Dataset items
++++
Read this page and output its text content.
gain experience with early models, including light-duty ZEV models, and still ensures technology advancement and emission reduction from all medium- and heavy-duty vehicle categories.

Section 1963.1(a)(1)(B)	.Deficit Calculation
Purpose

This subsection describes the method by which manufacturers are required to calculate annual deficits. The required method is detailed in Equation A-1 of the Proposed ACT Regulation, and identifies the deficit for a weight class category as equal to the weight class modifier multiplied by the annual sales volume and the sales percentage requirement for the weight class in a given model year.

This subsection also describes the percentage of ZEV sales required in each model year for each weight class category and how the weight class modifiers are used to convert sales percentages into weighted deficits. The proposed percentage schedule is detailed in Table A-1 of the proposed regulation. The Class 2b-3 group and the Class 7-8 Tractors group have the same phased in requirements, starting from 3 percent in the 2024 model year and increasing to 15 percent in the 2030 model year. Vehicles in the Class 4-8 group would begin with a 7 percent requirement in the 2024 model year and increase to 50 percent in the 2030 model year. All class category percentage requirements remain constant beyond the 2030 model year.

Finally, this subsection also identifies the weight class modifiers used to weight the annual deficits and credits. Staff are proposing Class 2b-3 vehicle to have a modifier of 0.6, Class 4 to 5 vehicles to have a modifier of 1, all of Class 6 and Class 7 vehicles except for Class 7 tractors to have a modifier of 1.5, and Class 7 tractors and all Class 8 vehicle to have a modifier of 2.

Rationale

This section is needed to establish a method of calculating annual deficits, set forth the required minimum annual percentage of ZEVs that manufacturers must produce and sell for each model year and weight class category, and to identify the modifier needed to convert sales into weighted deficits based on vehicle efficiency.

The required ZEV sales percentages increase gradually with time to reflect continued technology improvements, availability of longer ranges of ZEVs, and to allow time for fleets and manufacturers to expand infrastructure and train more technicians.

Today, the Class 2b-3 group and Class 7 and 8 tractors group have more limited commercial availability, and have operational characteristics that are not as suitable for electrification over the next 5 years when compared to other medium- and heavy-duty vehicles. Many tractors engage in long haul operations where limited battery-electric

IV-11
++++
From the data above, extract every line in its exact form.

Read this page and output its text content.
gain experience with early models, including light-duty ZEV models, and still ensures technology advancement and emission reduction from all medium- and heavy-duty vehicle categories.

Section 1963.1(a)(1)(B)	.Deficit Calculation
Purpose

This subsection describes the method by which manufacturers are required to calculate annual deficits. The required method is detailed in Equation A-1 of the Proposed ACT Regulation, and identifies the deficit for a weight class category as equal to the weight class modifier multiplied by the annual sales volume and the sales percentage requirement for the weight class in a given model year.

This subsection also describes the percentage of ZEV sales required in each model year for each weight class category and how the weight class modifiers are used to convert sales percentages into weighted deficits. The proposed percentage schedule is detailed in Table A-1 of the proposed regulation. The Class 2b-3 group and the Class 7-8 Tractors group have the same phased in requirements, starting from 3 percent in the 2024 model year and increasing to 15 percent in the 2030 model year. Vehicles in the Class 4-8 group would begin with a 7 percent requirement in the 2024 model year and increase to 50 percent in the 2030 model year. All class category percentage requirements remain constant beyond the 2030 model year.

Finally, this subsection also identifies the weight class modifiers used to weight the annual deficits and credits. Staff are proposing Class 2b-3 vehicle to have a modifier of 0.6, Class 4 to 5 vehicles to have a modifier of 1, all of Class 6 and Class 7 vehicles except for Class 7 tractors to have a modifier of 1.5, and Class 7 tractors and all Class 8 vehicle to have a modifier of 2.

Rationale

This section is needed to establish a method of calculating annual deficits, set forth the required minimum annual percentage of ZEVs that manufacturers must produce and sell for each model year and weight class category, and to identify the modifier needed to convert sales into weighted deficits based on vehicle efficiency.

The required ZEV sales percentages increase gradually with time to reflect continued technology improvements, availability of longer ranges of ZEVs, and to allow time for fleets and manufacturers to expand infrastructure and train more technicians.

Today, the Class 2b-3 group and Class 7 and 8 tractors group have more limited commercial availability, and have operational characteristics that are not as suitable for electrification over the next 5 years when compared to other medium- and heavy-duty vehicles. Many tractors engage in long haul operations where limited battery-electric

IV-11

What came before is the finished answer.